■ **Task statement**
Return only the number of lines in the entries below that hold the word "智研咨询".

■ **Dataset records on visual material**

***

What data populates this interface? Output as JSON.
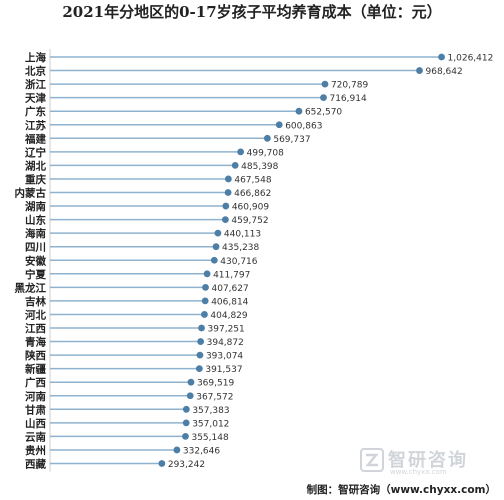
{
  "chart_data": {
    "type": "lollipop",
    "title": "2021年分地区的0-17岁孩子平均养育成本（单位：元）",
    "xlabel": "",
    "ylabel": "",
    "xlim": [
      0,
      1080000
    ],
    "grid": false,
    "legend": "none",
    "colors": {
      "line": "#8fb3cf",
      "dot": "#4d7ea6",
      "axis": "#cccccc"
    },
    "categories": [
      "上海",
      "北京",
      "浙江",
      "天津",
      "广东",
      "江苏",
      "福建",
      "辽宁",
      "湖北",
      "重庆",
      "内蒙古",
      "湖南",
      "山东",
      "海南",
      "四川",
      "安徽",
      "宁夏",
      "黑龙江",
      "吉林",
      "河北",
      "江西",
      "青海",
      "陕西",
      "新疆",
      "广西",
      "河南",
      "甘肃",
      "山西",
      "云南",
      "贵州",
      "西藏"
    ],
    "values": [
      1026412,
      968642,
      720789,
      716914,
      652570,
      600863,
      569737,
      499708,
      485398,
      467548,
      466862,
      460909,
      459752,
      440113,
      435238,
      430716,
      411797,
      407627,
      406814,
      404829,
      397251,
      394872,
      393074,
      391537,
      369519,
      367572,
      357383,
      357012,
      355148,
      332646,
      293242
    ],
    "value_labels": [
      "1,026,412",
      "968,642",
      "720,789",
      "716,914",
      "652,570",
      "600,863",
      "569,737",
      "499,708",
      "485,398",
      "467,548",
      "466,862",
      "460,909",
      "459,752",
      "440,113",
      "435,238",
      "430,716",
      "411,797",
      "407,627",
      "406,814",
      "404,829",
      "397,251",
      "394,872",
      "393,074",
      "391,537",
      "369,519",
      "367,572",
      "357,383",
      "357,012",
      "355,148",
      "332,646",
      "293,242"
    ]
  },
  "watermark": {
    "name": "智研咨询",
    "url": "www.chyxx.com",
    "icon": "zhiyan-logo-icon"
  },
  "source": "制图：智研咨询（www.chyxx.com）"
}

***

■ **Output of the exercise**
2